» MATERIALS PROVIDED:
■ ■ ■ ■ ■
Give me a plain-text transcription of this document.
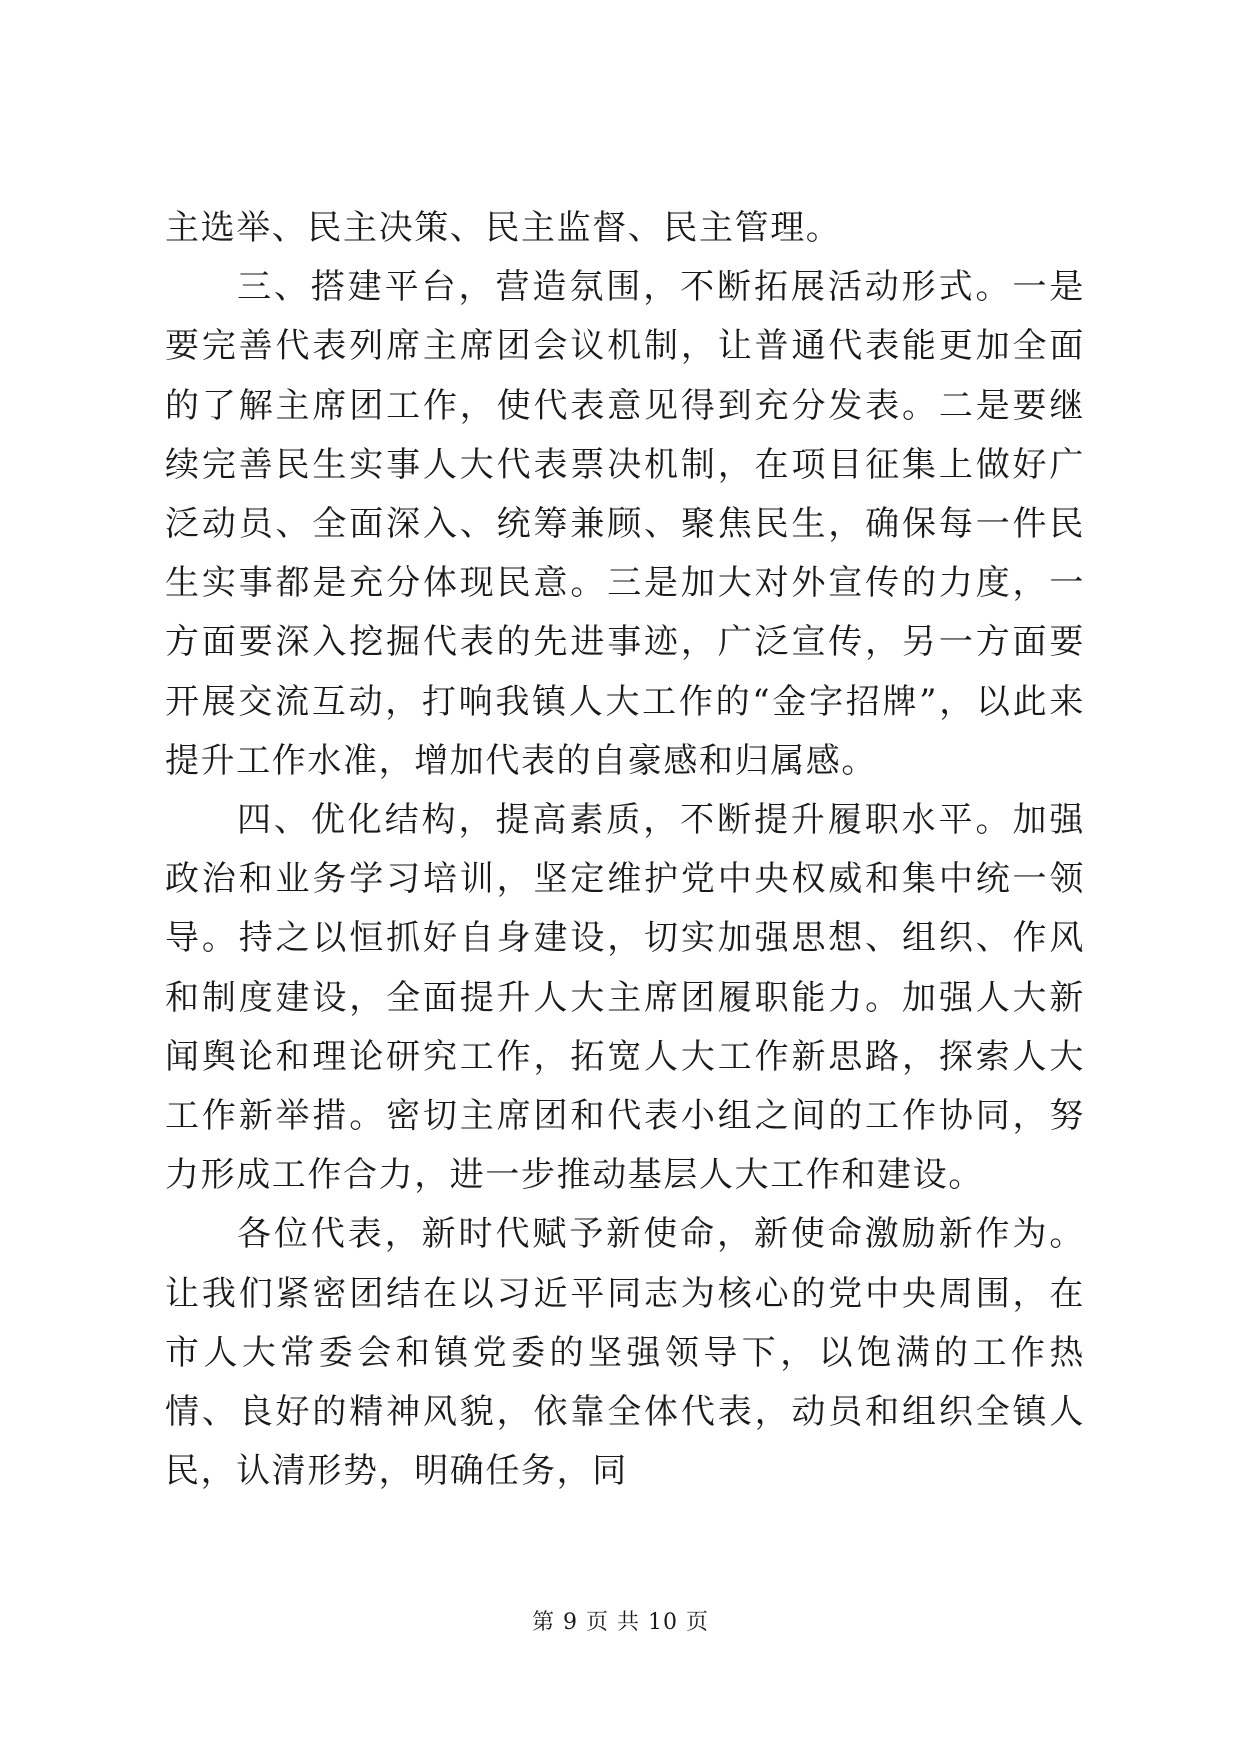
主选举、民主决策、民主监督、民主管理。

三、搭建平台，营造氛围，不断拓展活动形式。一是要完善代表列席主席团会议机制，让普通代表能更加全面的了解主席团工作，使代表意见得到充分发表。二是要继续完善民生实事人大代表票决机制，在项目征集上做好广泛动员、全面深入、统筹兼顾、聚焦民生，确保每一件民生实事都是充分体现民意。三是加大对外宣传的力度，一方面要深入挖掘代表的先进事迹，广泛宣传，另一方面要开展交流互动，打响我镇人大工作的“金字招牌”，以此来提升工作水准，增加代表的自豪感和归属感。

四、优化结构，提高素质，不断提升履职水平。加强政治和业务学习培训，坚定维护党中央权威和集中统一领导。持之以恒抓好自身建设，切实加强思想、组织、作风和制度建设，全面提升人大主席团履职能力。加强人大新闻舆论和理论研究工作，拓宽人大工作新思路，探索人大工作新举措。密切主席团和代表小组之间的工作协同，努力形成工作合力，进一步推动基层人大工作和建设。

各位代表，新时代赋予新使命，新使命激励新作为。让我们紧密团结在以习近平同志为核心的党中央周围，在市人大常委会和镇党委的坚强领导下，以饱满的工作热情、良好的精神风貌，依靠全体代表，动员和组织全镇人民，认清形势，明确任务，同

第 9 页 共 10 页
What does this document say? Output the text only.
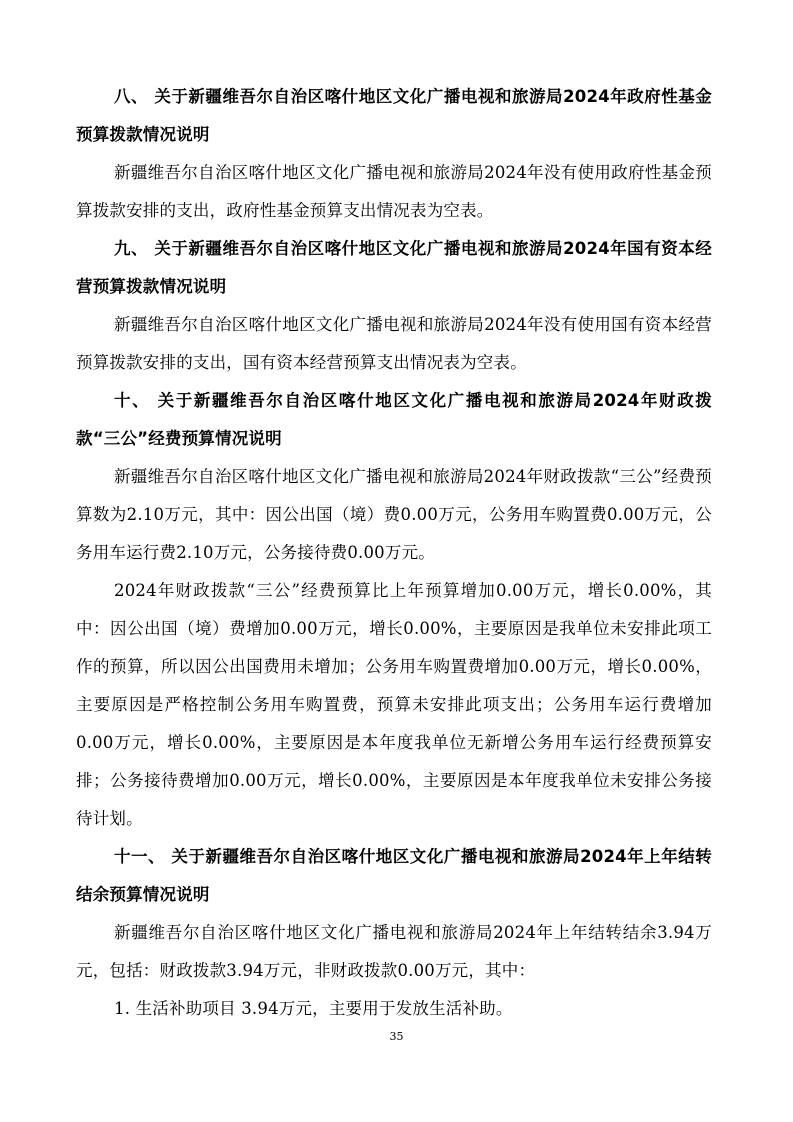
八、 关于新疆维吾尔自治区喀什地区文化广播电视和旅游局2024年政府性基金预算拨款情况说明

新疆维吾尔自治区喀什地区文化广播电视和旅游局2024年没有使用政府性基金预算拨款安排的支出，政府性基金预算支出情况表为空表。

九、 关于新疆维吾尔自治区喀什地区文化广播电视和旅游局2024年国有资本经营预算拨款情况说明

新疆维吾尔自治区喀什地区文化广播电视和旅游局2024年没有使用国有资本经营预算拨款安排的支出，国有资本经营预算支出情况表为空表。

十、 关于新疆维吾尔自治区喀什地区文化广播电视和旅游局2024年财政拨款“三公”经费预算情况说明

新疆维吾尔自治区喀什地区文化广播电视和旅游局2024年财政拨款“三公”经费预算数为2.10万元，其中：因公出国（境）费0.00万元，公务用车购置费0.00万元，公务用车运行费2.10万元，公务接待费0.00万元。

2024年财政拨款“三公”经费预算比上年预算增加0.00万元，增长0.00%，其中：因公出国（境）费增加0.00万元，增长0.00%，主要原因是我单位未安排此项工作的预算，所以因公出国费用未增加；公务用车购置费增加0.00万元，增长0.00%，主要原因是严格控制公务用车购置费，预算未安排此项支出；公务用车运行费增加0.00万元，增长0.00%，主要原因是本年度我单位无新增公务用车运行经费预算安排；公务接待费增加0.00万元，增长0.00%，主要原因是本年度我单位未安排公务接待计划。

十一、 关于新疆维吾尔自治区喀什地区文化广播电视和旅游局2024年上年结转结余预算情况说明

新疆维吾尔自治区喀什地区文化广播电视和旅游局2024年上年结转结余3.94万元，包括：财政拨款3.94万元，非财政拨款0.00万元，其中：

1. 生活补助项目 3.94万元，主要用于发放生活补助。

35
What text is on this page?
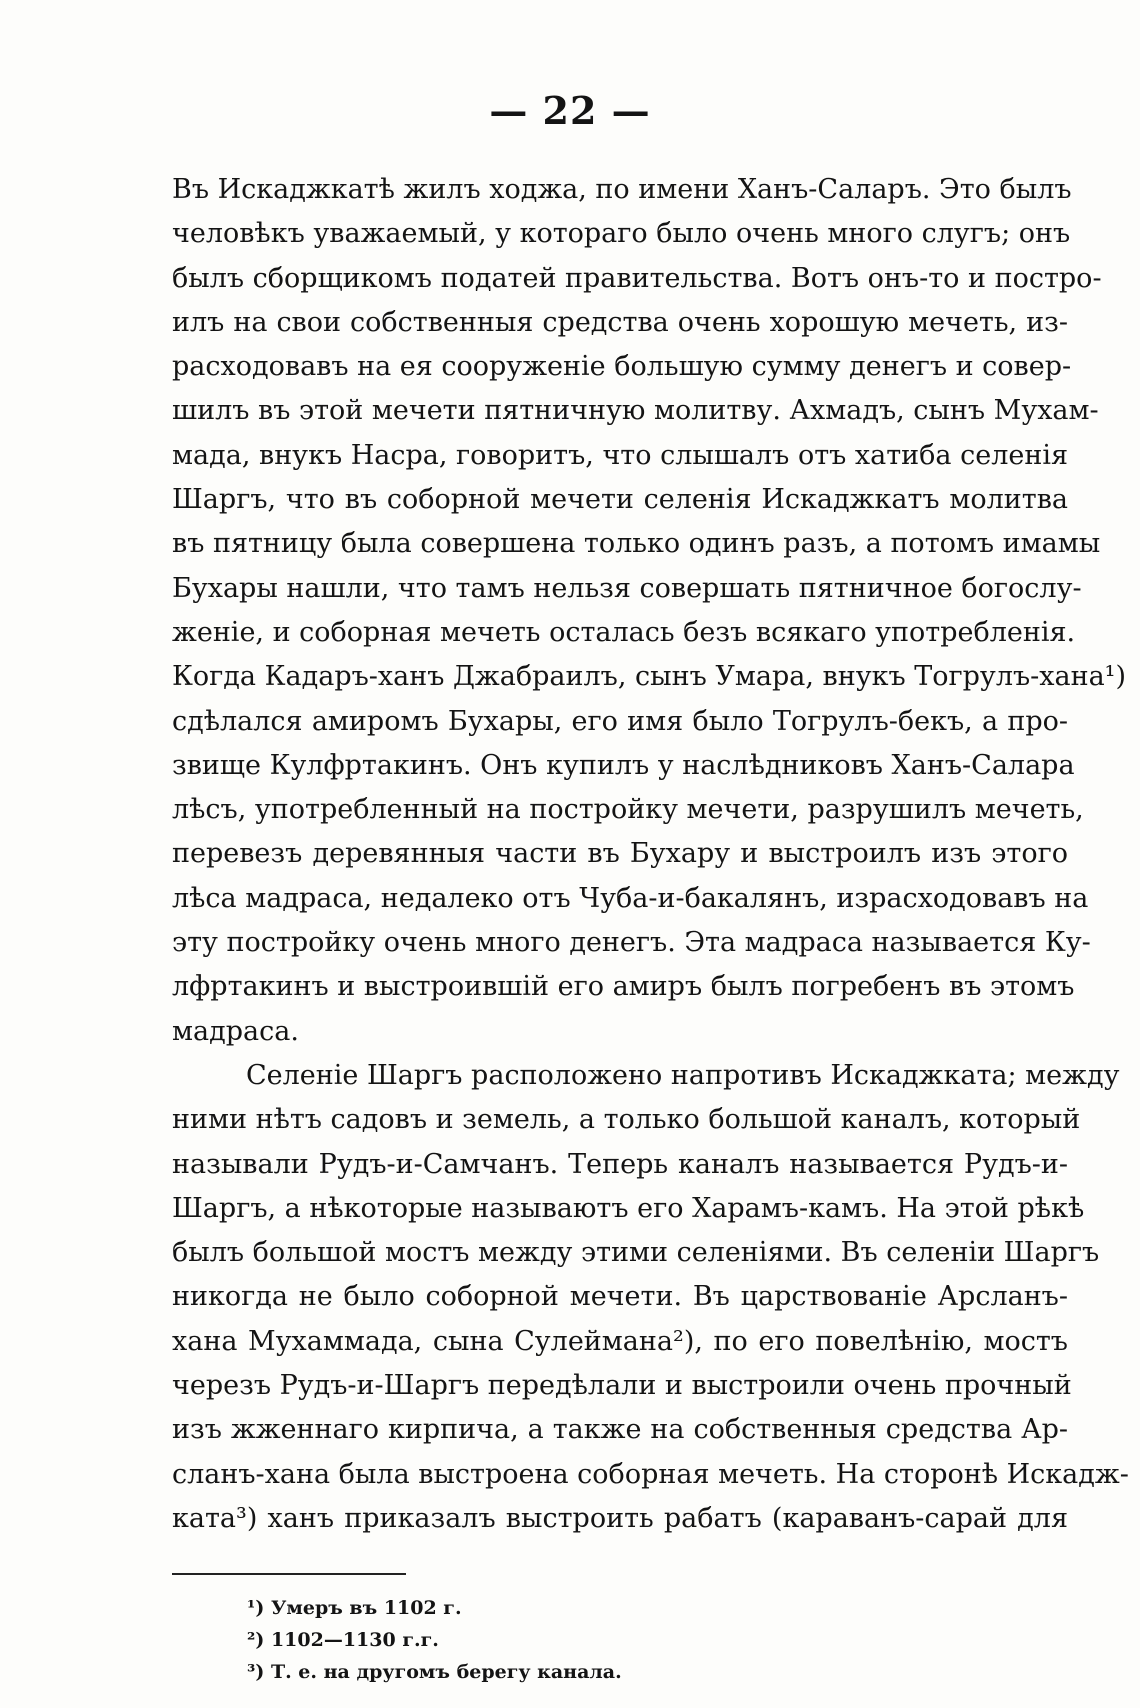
— 22 —

Въ Искаджкатѣ жилъ ходжа, по имени Ханъ-Саларъ. Это былъ
человѣкъ уважаемый, у котораго было очень много слугъ; онъ
былъ сборщикомъ податей правительства. Вотъ онъ-то и постро-
илъ на свои собственныя средства очень хорошую мечеть, из-
расходовавъ на ея сооруженіе большую сумму денегъ и совер-
шилъ въ этой мечети пятничную молитву. Ахмадъ, сынъ Мухам-
мада, внукъ Насра, говоритъ, что слышалъ отъ хатиба селенія
Шаргъ, что въ соборной мечети селенія Искаджкатъ молитва
въ пятницу была совершена только одинъ разъ, а потомъ имамы
Бухары нашли, что тамъ нельзя совершать пятничное богослу-
женіе, и соборная мечеть осталась безъ всякаго употребленія.
Когда Кадаръ-ханъ Джабраилъ, сынъ Умара, внукъ Тогрулъ-хана¹)
сдѣлался амиромъ Бухары, его имя было Тогрулъ-бекъ, а про-
звище Кулфртакинъ. Онъ купилъ у наслѣдниковъ Ханъ-Салара
лѣсъ, употребленный на постройку мечети, разрушилъ мечеть,
перевезъ деревянныя части въ Бухару и выстроилъ изъ этого
лѣса мадраса, недалеко отъ Чуба-и-бакалянъ, израсходовавъ на
эту постройку очень много денегъ. Эта мадраса называется Ку-
лфртакинъ и выстроившій его амиръ былъ погребенъ въ этомъ
мадраса.

Селеніе Шаргъ расположено напротивъ Искаджката; между
ними нѣтъ садовъ и земель, а только большой каналъ, который
называли Рудъ-и-Самчанъ. Теперь каналъ называется Рудъ-и-
Шаргъ, а нѣкоторые называютъ его Харамъ-камъ. На этой рѣкѣ
былъ большой мостъ между этими селеніями. Въ селеніи Шаргъ
никогда не было соборной мечети. Въ царствованіе Арсланъ-
хана Мухаммада, сына Сулеймана²), по его повелѣнію, мостъ
черезъ Рудъ-и-Шаргъ передѣлали и выстроили очень прочный
изъ жженнаго кирпича, а также на собственныя средства Ар-
сланъ-хана была выстроена соборная мечеть. На сторонѣ Искадж-
ката³) ханъ приказалъ выстроить рабатъ (караванъ-сарай для

¹) Умеръ въ 1102 г.
²) 1102—1130 г.г.
³) Т. е. на другомъ берегу канала.
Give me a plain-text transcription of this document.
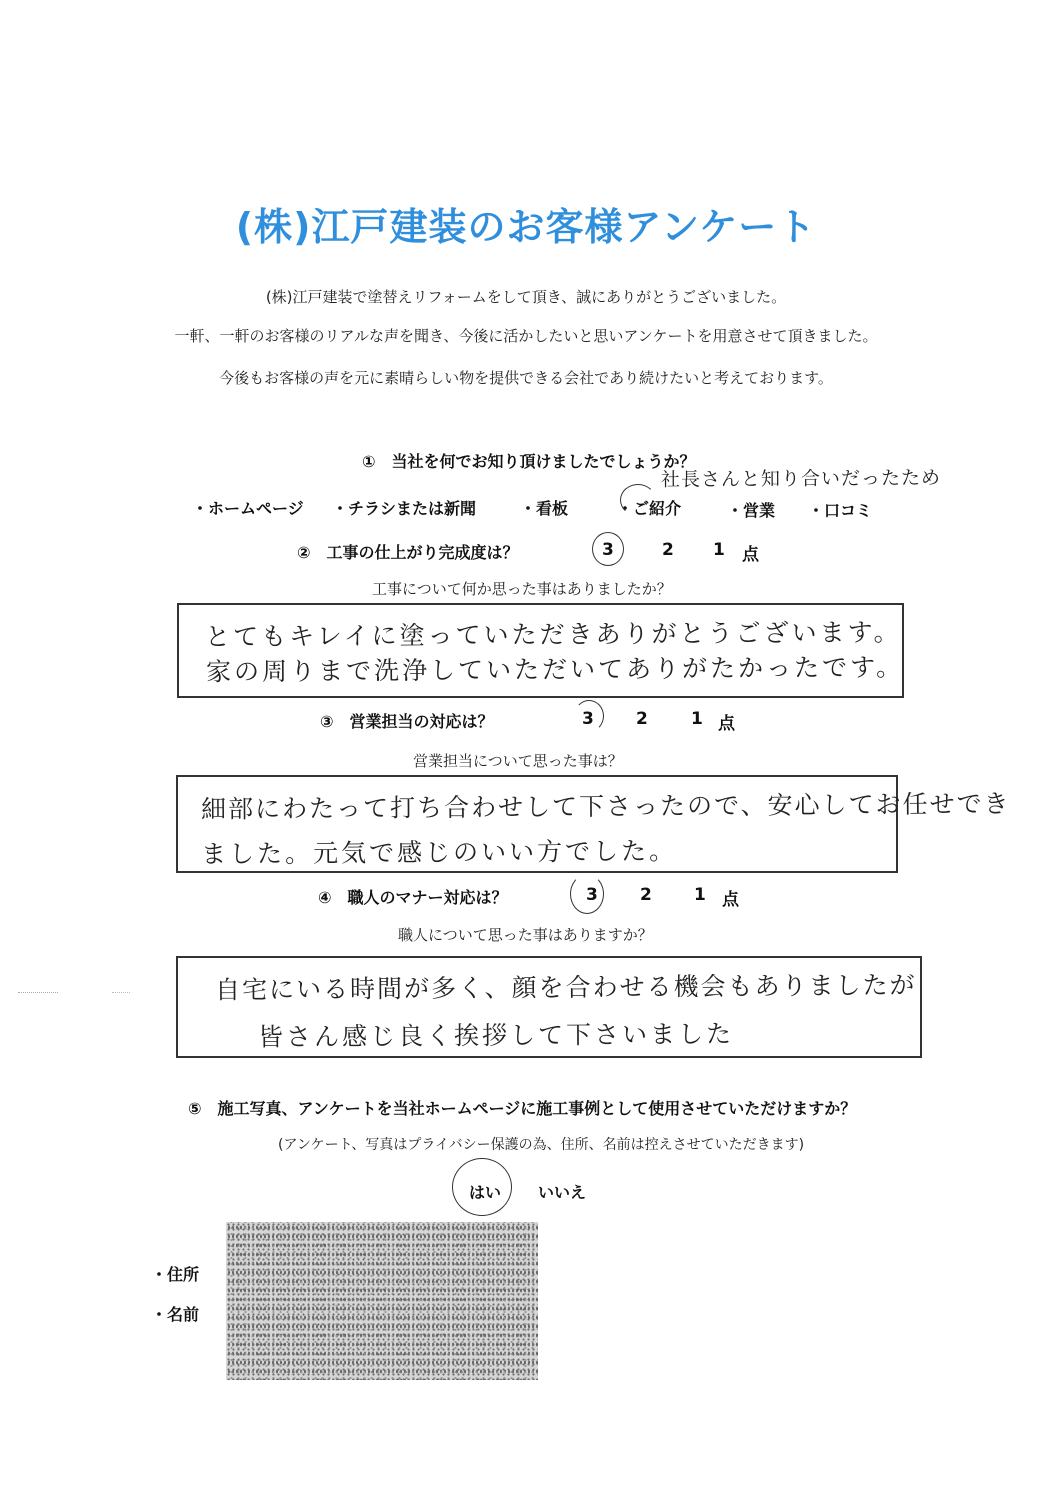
(株)江戸建装のお客様アンケート
(株)江戸建装で塗替えリフォームをして頂き、誠にありがとうございました。
一軒、一軒のお客様のリアルな声を聞き、今後に活かしたいと思いアンケートを用意させて頂きました。
今後もお客様の声を元に素晴らしい物を提供できる会社であり続けたいと考えております。
①　当社を何でお知り頂けましたでしょうか？
・ホームページ ・チラシまたは新聞	・看板	・ご紹介	・営業 ・口コミ
社長さんと知り合いだったため
②　工事の仕上がり完成度は？	3	2 1 点
工事について何か思った事はありましたか？
とてもキレイに塗っていただきありがとうございます。
家の周りまで洗浄していただいてありがたかったです。
③　営業担当の対応は？	3 2	1 点
営業担当について思った事は？
細部にわたって打ち合わせして下さったので、安心してお任せでき
ました。元気で感じのいい方でした。
④　職人のマナー対応は？	3 2 1 点
職人について思った事はありますか？
自宅にいる時間が多く、顔を合わせる機会もありましたが
皆さん感じ良く挨拶して下さいました
⑤　施工写真、アンケートを当社ホームページに施工事例として使用させていただけますか？
(アンケート、写真はプライバシー保護の為、住所、名前は控えさせていただきます)
はい いいえ
・住所
・名前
■ ■ ■ ■ ■
» THE TASK: From the records above, pull out every line containing the word "сынъ".

» RESULT FOR THIS EXERCISE:
шилъ въ этой мечети пятничную молитву. Ахмадъ, сынъ Мухам-
Когда Кадаръ-ханъ Джабраилъ, сынъ Умара, внукъ Тогрулъ-хана¹)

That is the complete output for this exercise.